— begin Dataset entries —
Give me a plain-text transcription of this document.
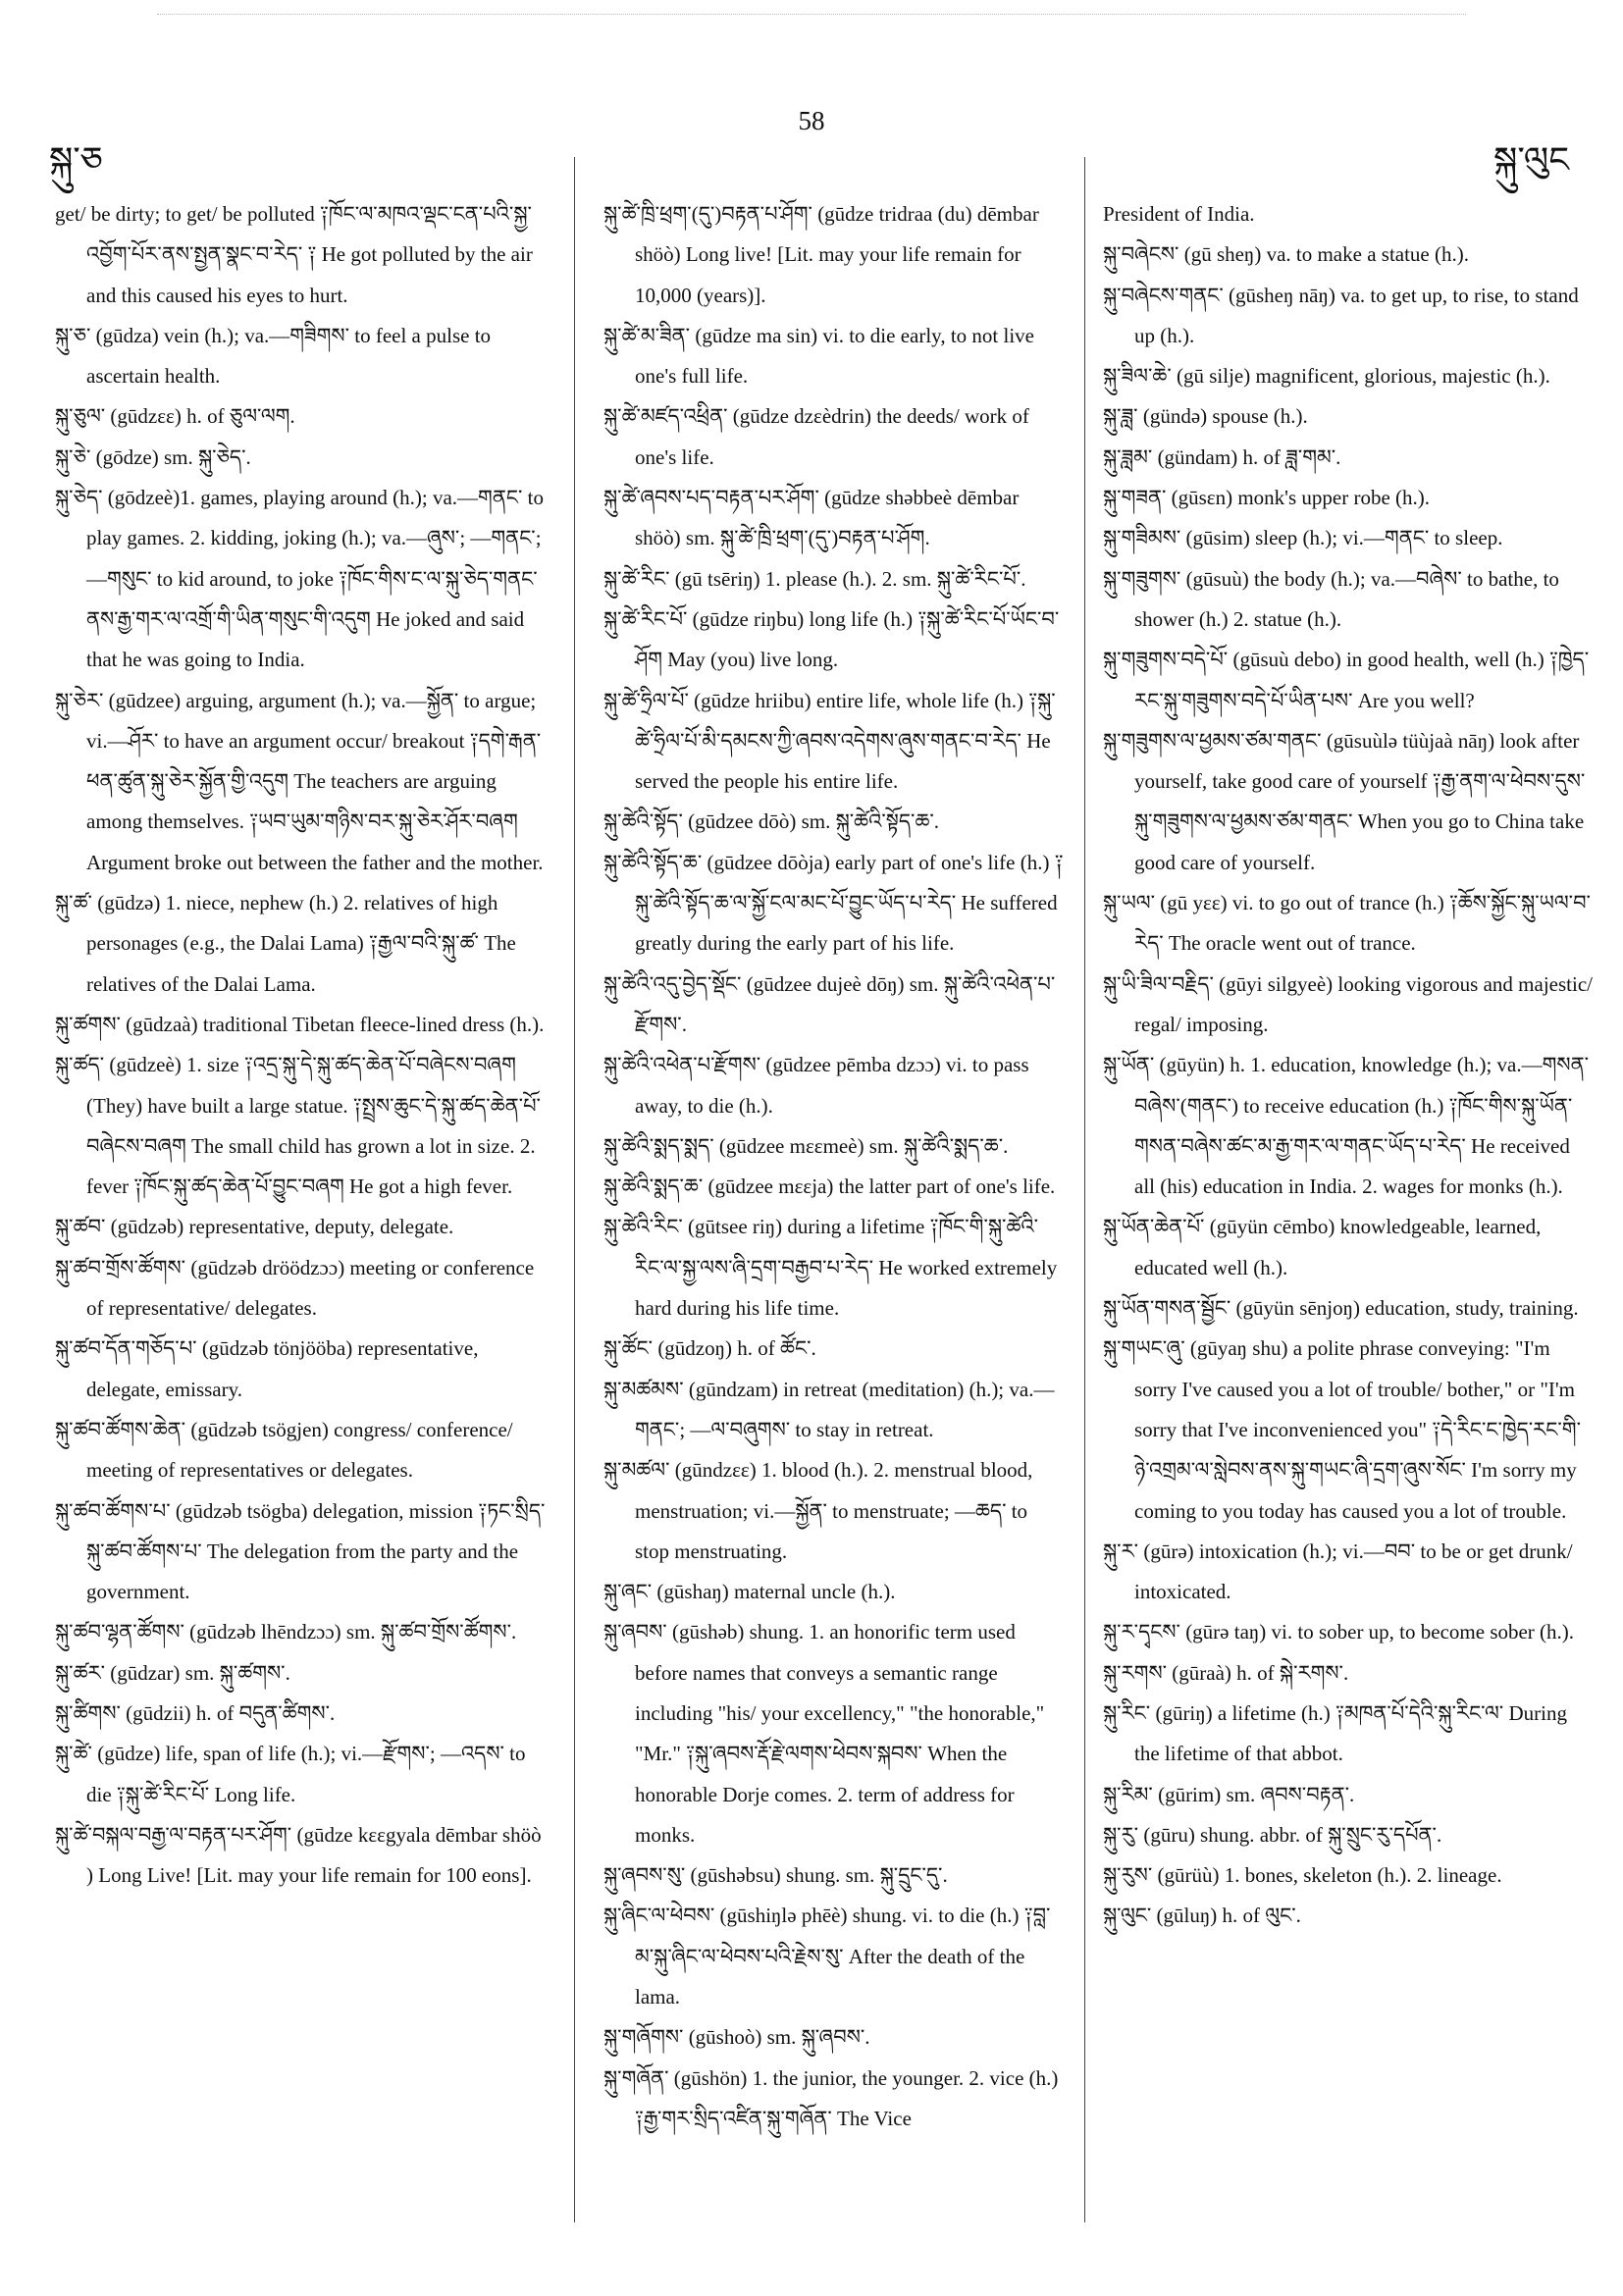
སྐུ་ཅ
58
སྐུ་ལུང
get/ be dirty; to get/ be polluted ༑ཁོང་ལ་མཁའ་ལྡང་ངན་པའི་སྐྱ་འབྱོག་པོར་ནས་སྤྱན་སྣང་བ་རེད་ ༑ He got polluted by the air and this caused his eyes to hurt.
སྐུ་ཅ་ (gūdza) vein (h.); va.—གཟིགས་ to feel a pulse to ascertain health.
སྐུ་ཅུལ་ (gūdzεε) h. of ཅུལ་ལག.
སྐུ་ཅེ་ (gōdze) sm. སྐུ་ཅེད་.
སྐུ་ཅེད་ (gōdzeè)1. games, playing around (h.); va.—གནང་ to play games. 2. kidding, joking (h.); va.—ཞུས་; —གནང་; —གསུང་ to kid around, to joke ༑ཁོང་གིས་ང་ལ་སྐུ་ཅེད་གནང་ནས་རྒྱ་གར་ལ་འགྲོ་གི་ཡིན་གསུང་གི་འདུག He joked and said that he was going to India.
སྐུ་ཅེར་ (gūdzee) arguing, argument (h.); va.—སྐྱོན་ to argue; vi.—ཤོར་ to have an argument occur/ breakout ༑དགེ་རྒན་ཕན་ཚུན་སྐུ་ཅེར་སྐྱོན་གྱི་འདུག The teachers are arguing among themselves. ༑ཡབ་ཡུམ་གཉིས་བར་སྐུ་ཅེར་ཤོར་བཞག Argument broke out between the father and the mother.
སྐུ་ཚ་ (gūdzə) 1. niece, nephew (h.) 2. relatives of high personages (e.g., the Dalai Lama) ༑རྒྱལ་བའི་སྐུ་ཚ་ The relatives of the Dalai Lama.
སྐུ་ཚགས་ (gūdzaà) traditional Tibetan fleece-lined dress (h.).
སྐུ་ཚད་ (gūdzeè) 1. size ༑འདྲ་སྐུ་དེ་སྐུ་ཚད་ཆེན་པོ་བཞེངས་བཞག (They) have built a large statue. ༑སྤྲས་ཆུང་དེ་སྐུ་ཚད་ཆེན་པོ་བཞེངས་བཞག The small child has grown a lot in size. 2. fever ༑ཁོང་སྐུ་ཚད་ཆེན་པོ་བྱུང་བཞག He got a high fever.
སྐུ་ཚབ་ (gūdzəb) representative, deputy, delegate.
སྐུ་ཚབ་གྲོས་ཚོགས་ (gūdzəb dröödzɔɔ) meeting or conference of representative/ delegates.
སྐུ་ཚབ་དོན་གཅོད་པ་ (gūdzəb tönjööba) representative, delegate, emissary.
སྐུ་ཚབ་ཚོགས་ཆེན་ (gūdzəb tsögjen) congress/ conference/ meeting of representatives or delegates.
སྐུ་ཚབ་ཚོགས་པ་ (gūdzəb tsögba) delegation, mission ༑ཏང་སྲིད་སྐུ་ཚབ་ཚོགས་པ་ The delegation from the party and the government.
སྐུ་ཚབ་ལྷན་ཚོགས་ (gūdzəb lhēndzɔɔ) sm. སྐུ་ཚབ་གྲོས་ཚོགས་.
སྐུ་ཚར་ (gūdzar) sm. སྐུ་ཚགས་.
སྐུ་ཚིགས་ (gūdzii) h. of བདུན་ཚིགས་.
སྐུ་ཚེ་ (gūdze) life, span of life (h.); vi.—རྫོགས་; —འདས་ to die ༑སྐུ་ཚེ་རིང་པོ་ Long life.
སྐུ་ཚེ་བསྐལ་བརྒྱ་ལ་བརྟན་པར་ཤོག་ (gūdze kεεgyala dēmbar shöò ) Long Live! [Lit. may your life remain for 100 eons].
སྐུ་ཚེ་ཁྲི་ཕྲག་(དུ་)བརྟན་པ་ཤོག་ (gūdze tridraa (du) dēmbar shöò) Long live! [Lit. may your life remain for 10,000 (years)].
སྐུ་ཚེ་མ་ཟིན་ (gūdze ma sin) vi. to die early, to not live one's full life.
སྐུ་ཚེ་མཛད་འཕྲིན་ (gūdze dzεèdrin) the deeds/ work of one's life.
སྐུ་ཚེ་ཞབས་པད་བརྟན་པར་ཤོག་ (gūdze shəbbeè dēmbar shöò) sm. སྐུ་ཚེ་ཁྲི་ཕྲག་(དུ་)བརྟན་པ་ཤོག.
སྐུ་ཚེ་རིང་ (gū tsēriŋ) 1. please (h.). 2. sm. སྐུ་ཚེ་རིང་པོ་.
སྐུ་ཚེ་རིང་པོ་ (gūdze riŋbu) long life (h.) ༑སྐུ་ཚེ་རིང་པོ་ཡོང་བ་ཤོག May (you) live long.
སྐུ་ཚེ་ཧྲིལ་པོ་ (gūdze hriibu) entire life, whole life (h.) ༑སྐུ་ཚེ་ཧྲིལ་པོ་མི་དམངས་ཀྱི་ཞབས་འདེགས་ཞུས་གནང་བ་རེད་ He served the people his entire life.
སྐུ་ཚེའི་སྟོད་ (gūdzee dōò) sm. སྐུ་ཚེའི་སྟོད་ཆ་.
སྐུ་ཚེའི་སྟོད་ཆ་ (gūdzee dōòja) early part of one's life (h.) ༑སྐུ་ཚེའི་སྟོད་ཆ་ལ་སྐྱོ་ངལ་མང་པོ་བྱུང་ཡོད་པ་རེད་ He suffered greatly during the early part of his life.
སྐུ་ཚེའི་འདུ་བྱེད་སྡོང་ (gūdzee dujeè dōŋ) sm. སྐུ་ཚེའི་འཕེན་པ་རྫོགས་.
སྐུ་ཚེའི་འཕེན་པ་རྫོགས་ (gūdzee pēmba dzɔɔ) vi. to pass away, to die (h.).
སྐུ་ཚེའི་སྨད་སྨད་ (gūdzee mεεmeè) sm. སྐུ་ཚེའི་སྨད་ཆ་.
སྐུ་ཚེའི་སྨད་ཆ་ (gūdzee mεεja) the latter part of one's life.
སྐུ་ཚེའི་རིང་ (gūtsee riŋ) during a lifetime ༑ཁོང་གི་སྐུ་ཚེའི་རིང་ལ་སྐྱ་ལས་ཞི་དྲག་བརྒྱབ་པ་རེད་ He worked extremely hard during his life time.
སྐུ་ཚོང་ (gūdzoŋ) h. of ཚོང་.
སྐུ་མཚམས་ (gūndzam) in retreat (meditation) (h.); va.—གནང་; —ལ་བཞུགས་ to stay in retreat.
སྐུ་མཚལ་ (gūndzεε) 1. blood (h.). 2. menstrual blood, menstruation; vi.—སྐྱོན་ to menstruate; —ཆད་ to stop menstruating.
སྐུ་ཞང་ (gūshaŋ) maternal uncle (h.).
སྐུ་ཞབས་ (gūshəb) shung. 1. an honorific term used before names that conveys a semantic range including "his/ your excellency," "the honorable," "Mr." ༑སྐུ་ཞབས་རྡོ་རྗེ་ལགས་ཕེབས་སྐབས་ When the honorable Dorje comes. 2. term of address for monks.
སྐུ་ཞབས་སུ་ (gūshəbsu) shung. sm. སྐུ་དྲུང་དུ་.
སྐུ་ཞིང་ལ་ཕེབས་ (gūshiŋlə phēè) shung. vi. to die (h.) ༑བླ་མ་སྐུ་ཞིང་ལ་ཕེབས་པའི་རྗེས་སུ་ After the death of the lama.
སྐུ་གཞོགས་ (gūshoò) sm. སྐུ་ཞབས་.
སྐུ་གཞོན་ (gūshön) 1. the junior, the younger. 2. vice (h.) ༑རྒྱ་གར་སྲིད་འཛིན་སྐུ་གཞོན་ The Vice
President of India.
སྐུ་བཞེངས་ (gū sheŋ) va. to make a statue (h.).
སྐུ་བཞེངས་གནང་ (gūsheŋ nāŋ) va. to get up, to rise, to stand up (h.).
སྐུ་ཟིལ་ཆེ་ (gū silje) magnificent, glorious, majestic (h.).
སྐུ་ཟླ་ (gündə) spouse (h.).
སྐུ་ཟླམ་ (gündam) h. of ཟླ་གམ་.
སྐུ་གཟན་ (gūsεn) monk's upper robe (h.).
སྐུ་གཟིམས་ (gūsim) sleep (h.); vi.—གནང་ to sleep.
སྐུ་གཟུགས་ (gūsuù) the body (h.); va.—བཞེས་ to bathe, to shower (h.) 2. statue (h.).
སྐུ་གཟུགས་བདེ་པོ་ (gūsuù debo) in good health, well (h.) ༑ཁྱེད་རང་སྐུ་གཟུགས་བདེ་པོ་ཡིན་པས་ Are you well?
སྐུ་གཟུགས་ལ་ཕྱམས་ཙམ་གནང་ (gūsuùlə tüùjaà nāŋ) look after yourself, take good care of yourself ༑རྒྱ་ནག་ལ་ཕེབས་དུས་སྐུ་གཟུགས་ལ་ཕྱམས་ཙམ་གནང་ When you go to China take good care of yourself.
སྐུ་ཡལ་ (gū yεε) vi. to go out of trance (h.) ༑ཆོས་སྐྱོང་སྐུ་ཡལ་བ་རེད་ The oracle went out of trance.
སྐུ་ཡི་ཟིལ་བརྗིད་ (gūyi silgyeè) looking vigorous and majestic/ regal/ imposing.
སྐུ་ཡོན་ (gūyün) h. 1. education, knowledge (h.); va.—གསན་བཞེས་(གནང་) to receive education (h.) ༑ཁོང་གིས་སྐུ་ཡོན་གསན་བཞེས་ཚང་མ་རྒྱ་གར་ལ་གནང་ཡོད་པ་རེད་ He received all (his) education in India. 2. wages for monks (h.).
སྐུ་ཡོན་ཆེན་པོ་ (gūyün cēmbo) knowledgeable, learned, educated well (h.).
སྐུ་ཡོན་གསན་སྦྱོང་ (gūyün sēnjoŋ) education, study, training.
སྐུ་གཡང་ཞུ་ (gūyaŋ shu) a polite phrase conveying: "I'm sorry I've caused you a lot of trouble/ bother," or "I'm sorry that I've inconvenienced you" ༑དེ་རིང་ང་ཁྱེད་རང་གི་ཉེ་འགྲམ་ལ་སླེབས་ནས་སྐུ་གཡང་ཞི་དྲག་ཞུས་སོང་ I'm sorry my coming to you today has caused you a lot of trouble.
སྐུ་ར་ (gūrə) intoxication (h.); vi.—བབ་ to be or get drunk/ intoxicated.
སྐུ་ར་དྭངས་ (gūrə taŋ) vi. to sober up, to become sober (h.).
སྐུ་རགས་ (gūraà) h. of སྐེ་རགས་.
སྐུ་རིང་ (gūriŋ) a lifetime (h.) ༑མཁན་པོ་དེའི་སྐུ་རིང་ལ་ During the lifetime of that abbot.
སྐུ་རིམ་ (gūrim) sm. ཞབས་བརྟན་.
སྐུ་རུ་ (gūru) shung. abbr. of སྐུ་སྲུང་རུ་དཔོན་.
སྐུ་རུས་ (gūrüù) 1. bones, skeleton (h.). 2. lineage.
སྐུ་ལུང་ (gūluŋ) h. of ལུང་.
— end Dataset entries —
**Work to complete:**
For the material, find the number of lines holding the word "shung" and give that figure and nothing more.

**Solution below:**
4